■ **Figure content listings**:
§ §

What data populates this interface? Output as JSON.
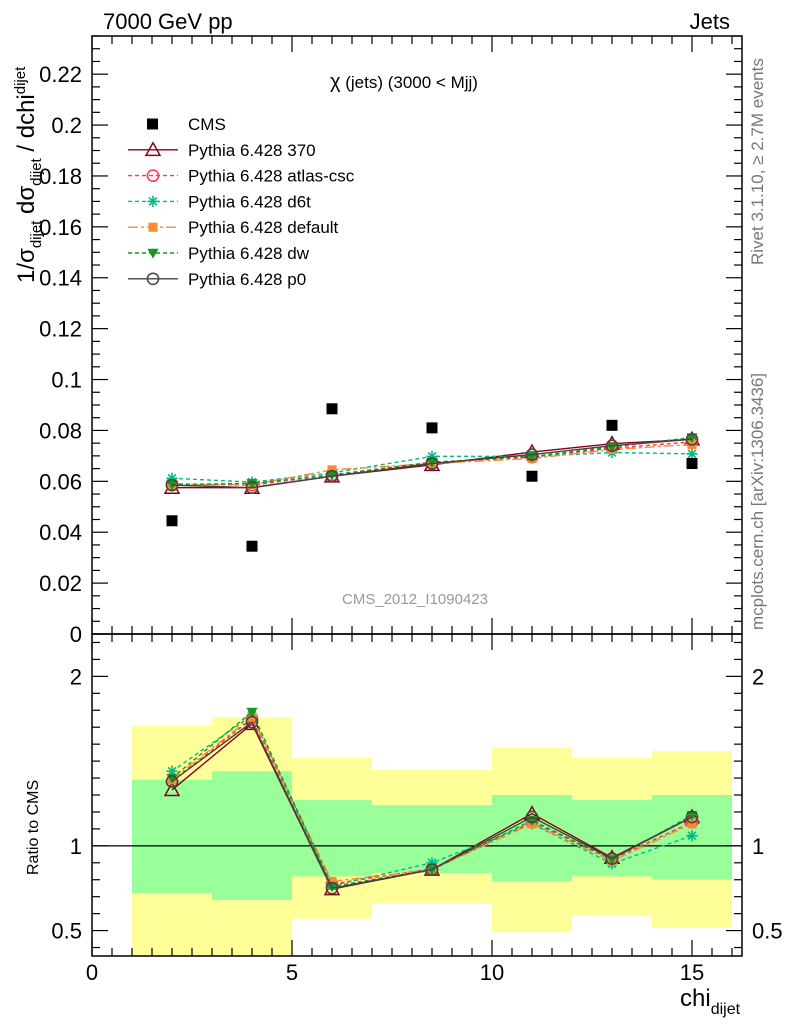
{
  "header": {
    "left": "7000 GeV pp",
    "right": "Jets"
  },
  "side_texts": {
    "rivet": "Rivet 3.1.10, ≥ 2.7M events",
    "mcplots": "mcplots.cern.ch [arXiv:1306.3436]"
  },
  "chart_data": {
    "type": "scatter",
    "title_prefix": "χ",
    "title_suffix": " (jets) (3000 < Mjj)",
    "analysis_label": "CMS_2012_I1090423",
    "xlabel": {
      "main": "chi",
      "sub": "dijet"
    },
    "ylabel": {
      "p1": "1/σ",
      "s1": "dijet",
      "p2": " dσ",
      "s2": "dijet",
      "p3": " / dchi",
      "s3": "dijet"
    },
    "ratio_ylabel": "Ratio to CMS",
    "xlim": [
      0,
      16.25
    ],
    "ylim": [
      0,
      0.235
    ],
    "ratio_ylim": [
      0.35,
      2.25
    ],
    "x_ticks": [
      0,
      5,
      10,
      15
    ],
    "x_tick_labels": [
      "0",
      "5",
      "10",
      "15"
    ],
    "y_ticks": [
      0,
      0.02,
      0.04,
      0.06,
      0.08,
      0.1,
      0.12,
      0.14,
      0.16,
      0.18,
      0.2,
      0.22
    ],
    "y_tick_labels": [
      "0",
      "0.02",
      "0.04",
      "0.06",
      "0.08",
      "0.1",
      "0.12",
      "0.14",
      "0.16",
      "0.18",
      "0.2",
      "0.22"
    ],
    "ratio_ticks": [
      0.5,
      1,
      2
    ],
    "ratio_tick_labels": [
      "0.5",
      "1",
      "2"
    ],
    "x": [
      2,
      4,
      6,
      8.5,
      11,
      13,
      15
    ],
    "bins": [
      [
        1,
        3
      ],
      [
        3,
        5
      ],
      [
        5,
        7
      ],
      [
        7,
        10
      ],
      [
        10,
        12
      ],
      [
        12,
        14
      ],
      [
        14,
        16
      ]
    ],
    "cms": {
      "name": "CMS",
      "values": [
        0.0445,
        0.0345,
        0.0885,
        0.081,
        0.062,
        0.082,
        0.067
      ],
      "band_inner": [
        [
          0.72,
          1.39
        ],
        [
          0.68,
          1.44
        ],
        [
          0.82,
          1.27
        ],
        [
          0.84,
          1.24
        ],
        [
          0.79,
          1.3
        ],
        [
          0.82,
          1.27
        ],
        [
          0.8,
          1.3
        ]
      ],
      "band_outer": [
        [
          0.35,
          1.71
        ],
        [
          0.35,
          1.76
        ],
        [
          0.57,
          1.52
        ],
        [
          0.66,
          1.45
        ],
        [
          0.49,
          1.58
        ],
        [
          0.59,
          1.52
        ],
        [
          0.52,
          1.56
        ]
      ]
    },
    "series": [
      {
        "name": "Pythia 6.428 370",
        "color": "#8b0015",
        "dash": "",
        "marker": "triangle-open",
        "values": [
          0.0575,
          0.0575,
          0.062,
          0.0665,
          0.0715,
          0.0748,
          0.0765
        ],
        "ratio": [
          1.33,
          1.72,
          0.745,
          0.86,
          1.19,
          0.93,
          1.17
        ]
      },
      {
        "name": "Pythia 6.428 atlas-csc",
        "color": "#ff3355",
        "dash": "4,3",
        "marker": "circle-open",
        "values": [
          0.059,
          0.0585,
          0.0625,
          0.0675,
          0.0695,
          0.073,
          0.0755
        ],
        "ratio": [
          1.38,
          1.75,
          0.775,
          0.865,
          1.14,
          0.92,
          1.14
        ]
      },
      {
        "name": "Pythia 6.428 d6t",
        "color": "#00bb88",
        "dash": "4,3",
        "marker": "asterisk",
        "values": [
          0.0612,
          0.0597,
          0.0633,
          0.0698,
          0.0698,
          0.0713,
          0.0708
        ],
        "ratio": [
          1.44,
          1.77,
          0.765,
          0.9,
          1.13,
          0.895,
          1.06
        ]
      },
      {
        "name": "Pythia 6.428 default",
        "color": "#ff8833",
        "dash": "10,3,3,3",
        "marker": "square-filled",
        "values": [
          0.0587,
          0.0587,
          0.0645,
          0.067,
          0.069,
          0.0725,
          0.0745
        ],
        "ratio": [
          1.39,
          1.76,
          0.79,
          0.86,
          1.13,
          0.91,
          1.13
        ]
      },
      {
        "name": "Pythia 6.428 dw",
        "color": "#119922",
        "dash": "4,3",
        "marker": "triangle-down-filled",
        "values": [
          0.0587,
          0.0592,
          0.0625,
          0.0675,
          0.0698,
          0.0735,
          0.0772
        ],
        "ratio": [
          1.4,
          1.79,
          0.76,
          0.86,
          1.15,
          0.92,
          1.18
        ]
      },
      {
        "name": "Pythia 6.428 p0",
        "color": "#444444",
        "dash": "",
        "marker": "circle-open",
        "values": [
          0.0585,
          0.0575,
          0.062,
          0.067,
          0.0705,
          0.074,
          0.0765
        ],
        "ratio": [
          1.38,
          1.73,
          0.75,
          0.86,
          1.17,
          0.925,
          1.17
        ]
      }
    ]
  }
}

§ §

■ **WHAT NEEDS TO BE DONE**:
Which lines of the data above contain "Pythia"? Copy each one.

■ **REPLY TO THE EXERCISE**:
        "name": "Pythia 6.428 370",
        "name": "Pythia 6.428 atlas-csc",
        "name": "Pythia 6.428 d6t",
        "name": "Pythia 6.428 default",
        "name": "Pythia 6.428 dw",
        "name": "Pythia 6.428 p0",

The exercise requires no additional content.